__REQUIRED WORK__:
Provide a single number: the count of lines containing the string "text".

%%

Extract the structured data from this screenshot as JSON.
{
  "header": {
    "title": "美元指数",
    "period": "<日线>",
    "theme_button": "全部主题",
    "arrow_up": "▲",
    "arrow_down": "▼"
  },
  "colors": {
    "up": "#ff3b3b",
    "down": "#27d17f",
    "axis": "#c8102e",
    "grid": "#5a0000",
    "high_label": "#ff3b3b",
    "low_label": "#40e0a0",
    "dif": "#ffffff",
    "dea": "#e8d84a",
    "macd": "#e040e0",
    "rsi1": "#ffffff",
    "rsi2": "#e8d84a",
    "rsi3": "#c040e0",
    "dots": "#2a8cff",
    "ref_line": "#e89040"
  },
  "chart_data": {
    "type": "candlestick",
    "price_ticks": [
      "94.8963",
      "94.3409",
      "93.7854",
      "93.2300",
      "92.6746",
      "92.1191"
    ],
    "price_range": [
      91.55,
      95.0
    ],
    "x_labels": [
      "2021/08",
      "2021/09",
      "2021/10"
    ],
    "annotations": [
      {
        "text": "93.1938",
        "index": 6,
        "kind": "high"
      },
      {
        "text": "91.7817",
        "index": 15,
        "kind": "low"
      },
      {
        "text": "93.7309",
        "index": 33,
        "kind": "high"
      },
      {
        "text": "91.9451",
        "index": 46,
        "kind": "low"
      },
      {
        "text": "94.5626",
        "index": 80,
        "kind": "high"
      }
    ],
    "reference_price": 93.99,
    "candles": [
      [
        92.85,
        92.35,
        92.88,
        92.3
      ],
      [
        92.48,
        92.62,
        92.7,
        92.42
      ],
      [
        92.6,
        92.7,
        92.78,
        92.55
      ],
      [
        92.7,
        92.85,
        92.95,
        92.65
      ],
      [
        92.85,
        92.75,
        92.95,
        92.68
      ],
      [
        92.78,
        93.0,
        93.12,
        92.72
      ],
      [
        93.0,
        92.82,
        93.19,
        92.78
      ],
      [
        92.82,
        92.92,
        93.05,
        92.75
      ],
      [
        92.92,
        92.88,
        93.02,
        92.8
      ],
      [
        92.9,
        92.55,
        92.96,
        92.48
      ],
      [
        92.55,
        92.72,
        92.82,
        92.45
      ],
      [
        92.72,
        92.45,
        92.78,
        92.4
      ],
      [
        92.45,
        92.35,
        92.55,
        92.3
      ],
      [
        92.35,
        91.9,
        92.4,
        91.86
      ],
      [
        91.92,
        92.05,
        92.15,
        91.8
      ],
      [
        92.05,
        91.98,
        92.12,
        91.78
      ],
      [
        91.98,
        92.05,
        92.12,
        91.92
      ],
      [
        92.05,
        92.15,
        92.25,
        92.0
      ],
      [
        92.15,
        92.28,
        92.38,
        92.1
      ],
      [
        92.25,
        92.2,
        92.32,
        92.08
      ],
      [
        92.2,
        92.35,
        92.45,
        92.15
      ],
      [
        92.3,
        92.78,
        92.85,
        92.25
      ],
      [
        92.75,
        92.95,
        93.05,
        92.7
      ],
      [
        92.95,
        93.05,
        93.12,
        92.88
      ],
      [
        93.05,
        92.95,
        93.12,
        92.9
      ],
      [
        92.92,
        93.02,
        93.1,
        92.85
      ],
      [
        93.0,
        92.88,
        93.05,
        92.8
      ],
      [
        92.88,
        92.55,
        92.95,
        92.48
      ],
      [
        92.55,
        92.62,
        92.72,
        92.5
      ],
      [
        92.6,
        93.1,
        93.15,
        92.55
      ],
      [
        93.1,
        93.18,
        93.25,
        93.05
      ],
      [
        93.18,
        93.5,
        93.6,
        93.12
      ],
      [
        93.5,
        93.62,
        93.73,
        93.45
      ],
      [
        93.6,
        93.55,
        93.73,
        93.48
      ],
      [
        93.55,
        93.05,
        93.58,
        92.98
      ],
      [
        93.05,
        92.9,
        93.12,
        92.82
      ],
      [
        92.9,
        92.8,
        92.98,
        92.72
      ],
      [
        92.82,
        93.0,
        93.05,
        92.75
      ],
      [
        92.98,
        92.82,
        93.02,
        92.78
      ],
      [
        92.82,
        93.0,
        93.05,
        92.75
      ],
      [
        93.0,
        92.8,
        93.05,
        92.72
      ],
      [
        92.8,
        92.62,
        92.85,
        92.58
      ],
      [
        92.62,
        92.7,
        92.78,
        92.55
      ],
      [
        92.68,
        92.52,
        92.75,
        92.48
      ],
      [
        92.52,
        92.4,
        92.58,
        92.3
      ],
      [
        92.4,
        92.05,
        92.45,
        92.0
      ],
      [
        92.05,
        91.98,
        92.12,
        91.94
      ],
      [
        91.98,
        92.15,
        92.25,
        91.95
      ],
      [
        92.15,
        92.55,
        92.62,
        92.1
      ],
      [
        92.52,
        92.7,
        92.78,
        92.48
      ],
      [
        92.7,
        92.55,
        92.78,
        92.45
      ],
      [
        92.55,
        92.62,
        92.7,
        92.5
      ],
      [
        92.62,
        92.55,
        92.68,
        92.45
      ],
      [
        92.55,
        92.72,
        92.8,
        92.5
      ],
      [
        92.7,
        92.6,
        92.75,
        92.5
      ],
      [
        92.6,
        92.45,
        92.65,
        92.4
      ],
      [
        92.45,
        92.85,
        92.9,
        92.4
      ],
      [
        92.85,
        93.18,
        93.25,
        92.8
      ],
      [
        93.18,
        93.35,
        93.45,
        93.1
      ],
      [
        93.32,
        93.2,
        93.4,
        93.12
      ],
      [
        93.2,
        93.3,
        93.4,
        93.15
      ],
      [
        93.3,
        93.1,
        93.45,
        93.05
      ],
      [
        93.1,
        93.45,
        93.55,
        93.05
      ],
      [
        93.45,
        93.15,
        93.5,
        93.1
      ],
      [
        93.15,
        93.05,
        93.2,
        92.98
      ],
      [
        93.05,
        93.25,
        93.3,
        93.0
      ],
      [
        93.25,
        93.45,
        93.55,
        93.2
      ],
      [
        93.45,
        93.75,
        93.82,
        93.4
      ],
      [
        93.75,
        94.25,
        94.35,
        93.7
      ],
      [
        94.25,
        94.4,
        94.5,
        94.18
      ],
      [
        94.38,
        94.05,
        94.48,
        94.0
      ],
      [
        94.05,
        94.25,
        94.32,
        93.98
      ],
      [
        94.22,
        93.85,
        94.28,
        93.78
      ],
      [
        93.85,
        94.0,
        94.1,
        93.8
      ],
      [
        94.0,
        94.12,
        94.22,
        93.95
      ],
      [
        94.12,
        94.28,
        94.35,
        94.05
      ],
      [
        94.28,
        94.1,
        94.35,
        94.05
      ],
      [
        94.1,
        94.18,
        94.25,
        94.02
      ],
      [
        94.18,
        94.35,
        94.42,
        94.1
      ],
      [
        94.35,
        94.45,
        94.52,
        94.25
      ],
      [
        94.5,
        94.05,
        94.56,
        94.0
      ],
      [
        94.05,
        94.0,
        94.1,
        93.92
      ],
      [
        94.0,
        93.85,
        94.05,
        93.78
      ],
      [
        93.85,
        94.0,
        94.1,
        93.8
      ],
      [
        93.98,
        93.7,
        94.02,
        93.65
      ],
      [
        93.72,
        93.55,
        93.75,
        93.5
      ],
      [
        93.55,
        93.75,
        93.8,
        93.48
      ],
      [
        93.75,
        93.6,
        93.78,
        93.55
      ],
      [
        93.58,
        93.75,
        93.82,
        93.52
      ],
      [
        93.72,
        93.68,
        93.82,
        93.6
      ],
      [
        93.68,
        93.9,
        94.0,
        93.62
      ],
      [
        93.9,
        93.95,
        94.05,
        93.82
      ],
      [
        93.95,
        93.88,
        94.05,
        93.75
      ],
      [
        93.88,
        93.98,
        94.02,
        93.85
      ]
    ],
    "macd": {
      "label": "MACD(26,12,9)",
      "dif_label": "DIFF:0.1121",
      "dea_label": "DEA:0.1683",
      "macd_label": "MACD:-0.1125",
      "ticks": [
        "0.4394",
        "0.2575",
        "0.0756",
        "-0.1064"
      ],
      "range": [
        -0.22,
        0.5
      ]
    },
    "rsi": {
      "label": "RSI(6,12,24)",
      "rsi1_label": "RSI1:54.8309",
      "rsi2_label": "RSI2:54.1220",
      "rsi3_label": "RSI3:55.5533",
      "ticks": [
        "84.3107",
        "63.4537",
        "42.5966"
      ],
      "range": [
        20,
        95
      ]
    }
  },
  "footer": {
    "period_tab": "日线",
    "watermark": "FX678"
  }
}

%%

__RESULT__:
5